REQUIRED WORK: For the listing below, give the count of lines containing the string "screenshot" and nothing else.

LISTING:
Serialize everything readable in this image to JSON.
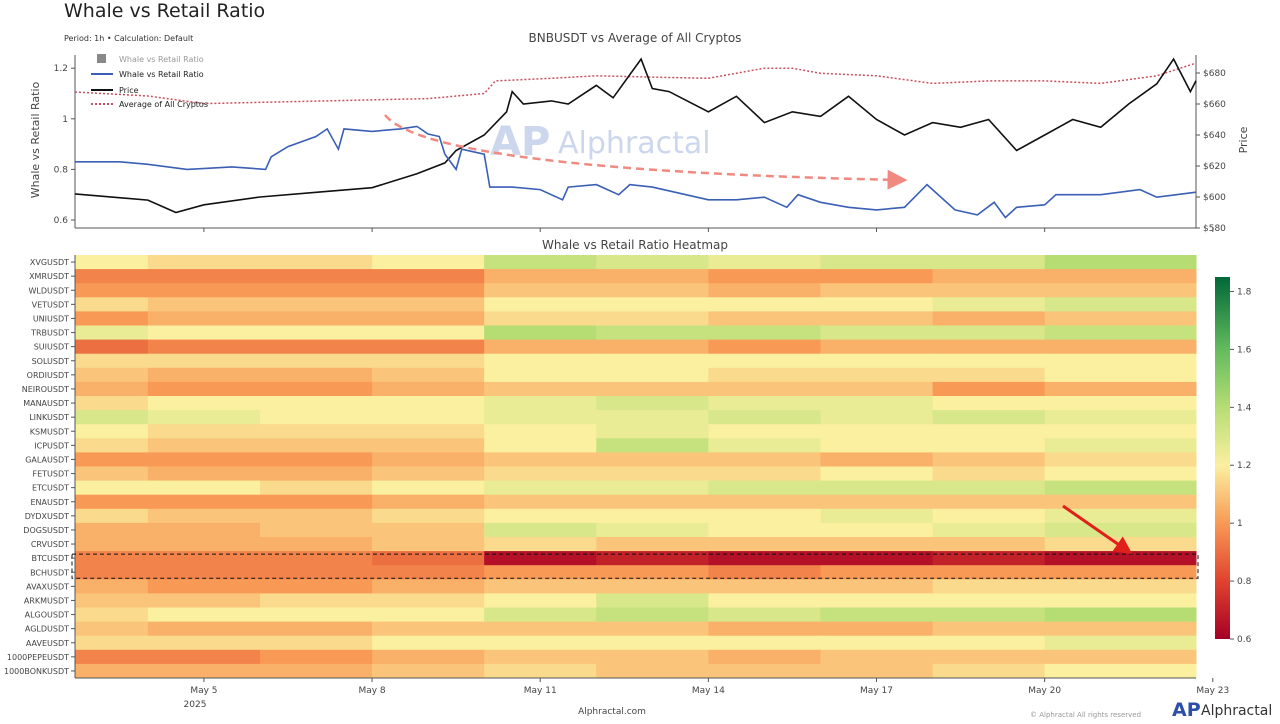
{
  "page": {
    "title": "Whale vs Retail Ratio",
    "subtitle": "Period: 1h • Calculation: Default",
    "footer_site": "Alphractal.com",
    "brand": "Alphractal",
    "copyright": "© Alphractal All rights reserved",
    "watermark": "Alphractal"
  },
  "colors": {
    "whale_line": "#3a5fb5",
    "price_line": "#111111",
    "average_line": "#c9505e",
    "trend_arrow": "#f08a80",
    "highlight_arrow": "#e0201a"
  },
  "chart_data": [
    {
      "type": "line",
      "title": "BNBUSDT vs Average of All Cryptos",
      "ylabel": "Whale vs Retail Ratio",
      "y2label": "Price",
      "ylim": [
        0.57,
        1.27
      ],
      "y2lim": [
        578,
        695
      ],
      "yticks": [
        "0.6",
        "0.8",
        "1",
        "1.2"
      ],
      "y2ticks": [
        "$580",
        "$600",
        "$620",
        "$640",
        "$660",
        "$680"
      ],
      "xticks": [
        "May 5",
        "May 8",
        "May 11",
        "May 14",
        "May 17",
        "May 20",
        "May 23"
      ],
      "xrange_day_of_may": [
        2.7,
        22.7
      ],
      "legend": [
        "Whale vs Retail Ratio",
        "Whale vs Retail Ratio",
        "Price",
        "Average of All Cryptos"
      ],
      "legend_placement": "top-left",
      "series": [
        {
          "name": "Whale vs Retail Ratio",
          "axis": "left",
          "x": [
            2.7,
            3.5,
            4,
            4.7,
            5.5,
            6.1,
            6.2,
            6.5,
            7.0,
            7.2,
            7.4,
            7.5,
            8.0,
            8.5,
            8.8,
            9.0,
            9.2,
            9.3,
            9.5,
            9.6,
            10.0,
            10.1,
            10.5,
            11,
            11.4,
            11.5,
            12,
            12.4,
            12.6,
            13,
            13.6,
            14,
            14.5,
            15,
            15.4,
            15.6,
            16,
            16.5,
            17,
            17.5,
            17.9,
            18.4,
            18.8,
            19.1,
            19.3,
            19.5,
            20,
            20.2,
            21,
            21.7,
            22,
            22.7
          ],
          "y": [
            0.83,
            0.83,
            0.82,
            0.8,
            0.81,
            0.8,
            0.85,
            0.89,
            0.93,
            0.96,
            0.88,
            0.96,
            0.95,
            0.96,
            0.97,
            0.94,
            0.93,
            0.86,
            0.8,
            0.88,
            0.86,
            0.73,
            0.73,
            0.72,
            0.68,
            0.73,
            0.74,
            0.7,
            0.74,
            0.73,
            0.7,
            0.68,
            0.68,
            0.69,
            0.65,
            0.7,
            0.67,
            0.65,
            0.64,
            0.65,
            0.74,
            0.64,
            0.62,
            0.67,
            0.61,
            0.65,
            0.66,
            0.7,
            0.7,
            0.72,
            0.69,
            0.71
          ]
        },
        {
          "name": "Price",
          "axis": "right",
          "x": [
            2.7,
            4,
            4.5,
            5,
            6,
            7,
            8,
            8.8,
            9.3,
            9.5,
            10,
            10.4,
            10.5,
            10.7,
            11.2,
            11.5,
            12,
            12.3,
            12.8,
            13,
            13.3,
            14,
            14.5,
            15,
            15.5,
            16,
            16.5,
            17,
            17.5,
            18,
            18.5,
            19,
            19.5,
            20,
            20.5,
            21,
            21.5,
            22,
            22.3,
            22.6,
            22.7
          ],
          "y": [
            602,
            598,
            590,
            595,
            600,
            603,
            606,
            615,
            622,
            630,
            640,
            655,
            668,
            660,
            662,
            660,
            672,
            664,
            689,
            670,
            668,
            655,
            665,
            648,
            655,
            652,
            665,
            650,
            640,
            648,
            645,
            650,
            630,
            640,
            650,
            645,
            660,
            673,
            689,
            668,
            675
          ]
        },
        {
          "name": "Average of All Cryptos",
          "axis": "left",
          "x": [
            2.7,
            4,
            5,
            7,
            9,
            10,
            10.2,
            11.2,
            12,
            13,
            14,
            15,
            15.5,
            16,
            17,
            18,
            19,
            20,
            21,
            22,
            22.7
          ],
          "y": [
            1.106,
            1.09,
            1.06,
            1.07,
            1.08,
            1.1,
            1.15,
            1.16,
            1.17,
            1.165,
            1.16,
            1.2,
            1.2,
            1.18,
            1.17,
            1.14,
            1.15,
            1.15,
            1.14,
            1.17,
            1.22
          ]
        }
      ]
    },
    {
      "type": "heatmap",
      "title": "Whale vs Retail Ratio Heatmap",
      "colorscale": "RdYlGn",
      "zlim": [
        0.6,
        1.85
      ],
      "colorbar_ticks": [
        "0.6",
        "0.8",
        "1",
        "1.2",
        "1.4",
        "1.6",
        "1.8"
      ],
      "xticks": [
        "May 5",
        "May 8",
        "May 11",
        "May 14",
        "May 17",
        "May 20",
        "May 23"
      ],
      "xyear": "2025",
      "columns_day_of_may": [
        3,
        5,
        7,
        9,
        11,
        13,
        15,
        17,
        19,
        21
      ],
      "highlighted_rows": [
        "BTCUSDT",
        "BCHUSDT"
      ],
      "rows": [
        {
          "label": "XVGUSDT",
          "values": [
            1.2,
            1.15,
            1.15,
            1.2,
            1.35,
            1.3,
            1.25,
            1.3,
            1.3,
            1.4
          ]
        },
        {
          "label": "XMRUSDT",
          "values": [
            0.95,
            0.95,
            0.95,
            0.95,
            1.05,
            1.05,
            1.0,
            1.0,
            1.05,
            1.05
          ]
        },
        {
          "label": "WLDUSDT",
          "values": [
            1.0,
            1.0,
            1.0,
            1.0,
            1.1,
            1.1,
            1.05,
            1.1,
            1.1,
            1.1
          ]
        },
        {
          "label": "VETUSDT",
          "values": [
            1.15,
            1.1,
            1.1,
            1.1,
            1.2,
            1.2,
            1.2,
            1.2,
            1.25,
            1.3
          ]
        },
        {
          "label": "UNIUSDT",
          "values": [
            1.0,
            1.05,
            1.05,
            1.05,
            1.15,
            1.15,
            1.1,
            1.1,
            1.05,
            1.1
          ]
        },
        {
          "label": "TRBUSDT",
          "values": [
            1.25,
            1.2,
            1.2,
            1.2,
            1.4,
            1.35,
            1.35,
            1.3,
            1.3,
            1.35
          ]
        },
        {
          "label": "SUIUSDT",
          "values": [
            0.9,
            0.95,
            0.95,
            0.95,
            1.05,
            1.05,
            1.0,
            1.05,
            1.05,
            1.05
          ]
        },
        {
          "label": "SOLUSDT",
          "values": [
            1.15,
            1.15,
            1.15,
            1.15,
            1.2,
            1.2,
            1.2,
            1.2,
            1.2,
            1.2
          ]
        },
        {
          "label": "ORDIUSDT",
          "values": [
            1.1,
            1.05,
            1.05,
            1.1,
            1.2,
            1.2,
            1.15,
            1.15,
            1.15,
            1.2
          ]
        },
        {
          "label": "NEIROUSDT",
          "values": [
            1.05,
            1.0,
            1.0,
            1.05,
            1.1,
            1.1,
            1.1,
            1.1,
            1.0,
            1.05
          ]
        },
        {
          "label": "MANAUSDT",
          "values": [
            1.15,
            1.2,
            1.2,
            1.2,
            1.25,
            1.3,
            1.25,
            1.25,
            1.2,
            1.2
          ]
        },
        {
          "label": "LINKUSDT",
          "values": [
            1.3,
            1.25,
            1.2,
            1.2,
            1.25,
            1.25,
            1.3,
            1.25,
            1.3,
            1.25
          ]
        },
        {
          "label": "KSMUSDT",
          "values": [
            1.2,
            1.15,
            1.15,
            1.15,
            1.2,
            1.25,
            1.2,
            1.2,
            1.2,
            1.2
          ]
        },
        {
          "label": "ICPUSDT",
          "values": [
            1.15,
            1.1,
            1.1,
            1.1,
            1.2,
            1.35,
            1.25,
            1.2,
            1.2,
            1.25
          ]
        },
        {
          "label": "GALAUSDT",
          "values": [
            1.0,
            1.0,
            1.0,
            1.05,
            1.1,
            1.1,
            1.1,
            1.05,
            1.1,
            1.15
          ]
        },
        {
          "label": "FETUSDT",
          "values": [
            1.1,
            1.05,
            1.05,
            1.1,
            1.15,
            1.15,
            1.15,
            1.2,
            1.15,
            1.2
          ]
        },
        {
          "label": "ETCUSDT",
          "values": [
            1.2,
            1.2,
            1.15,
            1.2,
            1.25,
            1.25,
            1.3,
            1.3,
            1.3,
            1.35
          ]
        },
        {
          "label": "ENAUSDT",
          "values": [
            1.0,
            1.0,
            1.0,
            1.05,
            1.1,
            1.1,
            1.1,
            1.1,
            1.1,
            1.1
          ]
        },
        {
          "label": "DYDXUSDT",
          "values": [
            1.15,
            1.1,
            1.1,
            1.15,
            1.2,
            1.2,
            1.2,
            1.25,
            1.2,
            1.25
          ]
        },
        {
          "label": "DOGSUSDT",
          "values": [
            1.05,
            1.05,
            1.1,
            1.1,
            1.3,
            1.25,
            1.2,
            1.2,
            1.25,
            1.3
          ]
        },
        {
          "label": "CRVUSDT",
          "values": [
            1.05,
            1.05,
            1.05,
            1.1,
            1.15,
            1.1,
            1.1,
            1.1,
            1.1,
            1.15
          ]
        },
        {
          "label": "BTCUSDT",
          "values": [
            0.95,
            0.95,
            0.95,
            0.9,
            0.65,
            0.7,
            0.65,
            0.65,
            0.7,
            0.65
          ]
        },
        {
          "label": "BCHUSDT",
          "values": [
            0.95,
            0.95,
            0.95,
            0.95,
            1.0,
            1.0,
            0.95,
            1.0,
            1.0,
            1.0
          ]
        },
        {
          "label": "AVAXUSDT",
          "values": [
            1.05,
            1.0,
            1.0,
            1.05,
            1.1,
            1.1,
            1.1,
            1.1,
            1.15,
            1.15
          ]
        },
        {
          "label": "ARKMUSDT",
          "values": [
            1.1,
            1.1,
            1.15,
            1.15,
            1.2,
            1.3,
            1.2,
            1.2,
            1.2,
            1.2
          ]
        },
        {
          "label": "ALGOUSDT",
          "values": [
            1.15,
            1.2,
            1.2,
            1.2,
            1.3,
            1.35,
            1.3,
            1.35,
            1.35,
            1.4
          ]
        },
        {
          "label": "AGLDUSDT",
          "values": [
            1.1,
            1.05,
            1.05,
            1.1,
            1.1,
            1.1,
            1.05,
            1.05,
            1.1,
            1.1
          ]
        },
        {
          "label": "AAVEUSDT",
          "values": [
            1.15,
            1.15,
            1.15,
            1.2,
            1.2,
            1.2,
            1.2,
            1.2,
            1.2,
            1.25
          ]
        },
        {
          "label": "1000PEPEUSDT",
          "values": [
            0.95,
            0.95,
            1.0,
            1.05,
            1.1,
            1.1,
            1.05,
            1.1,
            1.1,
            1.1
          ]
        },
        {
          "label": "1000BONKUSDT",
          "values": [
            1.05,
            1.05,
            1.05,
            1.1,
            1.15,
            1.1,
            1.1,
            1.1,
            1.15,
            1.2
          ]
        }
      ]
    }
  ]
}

* * *

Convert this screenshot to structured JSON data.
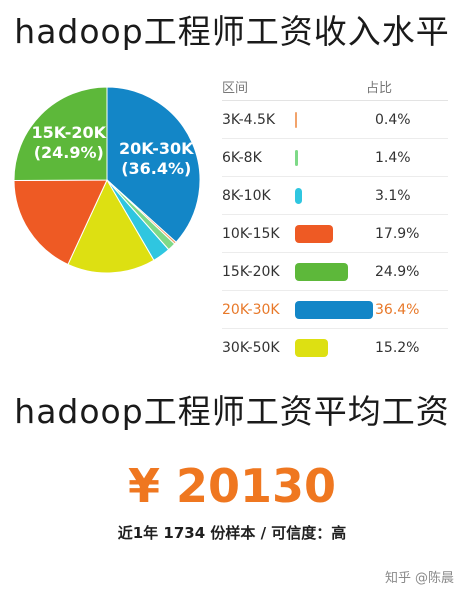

==

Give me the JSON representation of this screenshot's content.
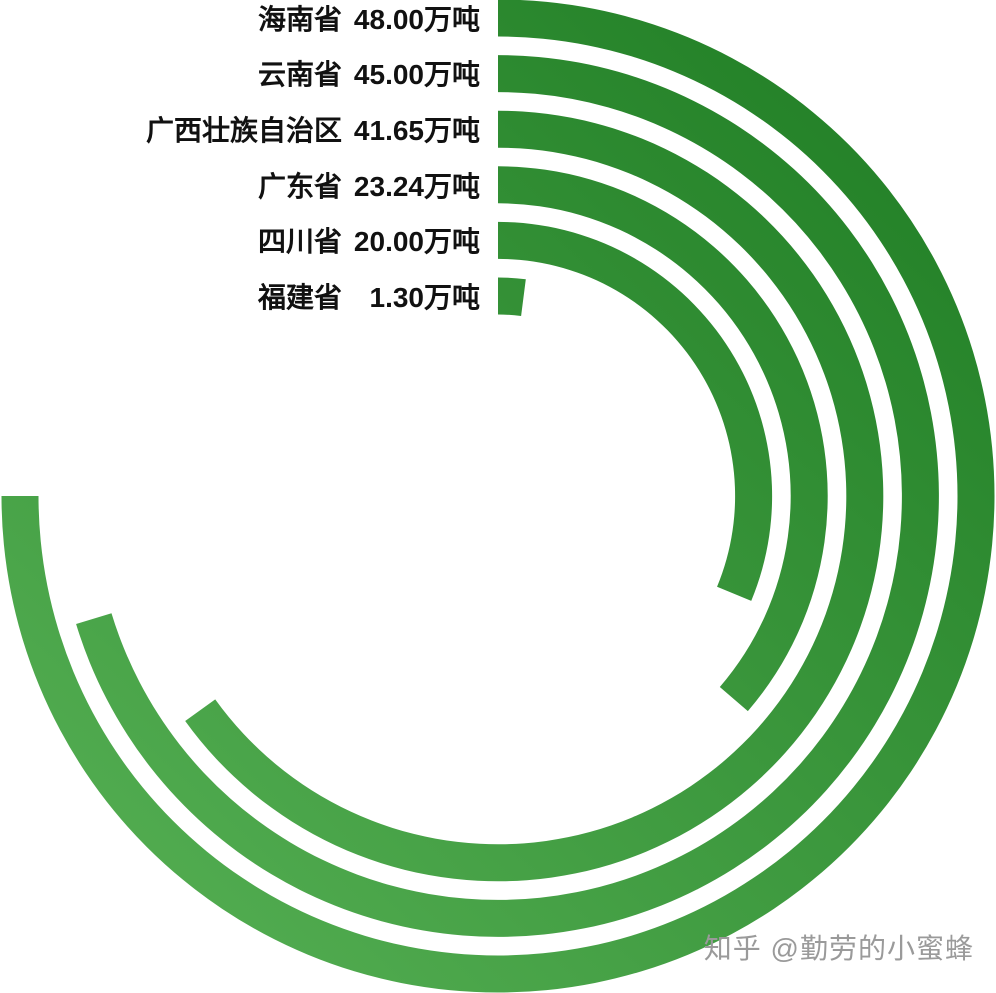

FULL ANSWER: 2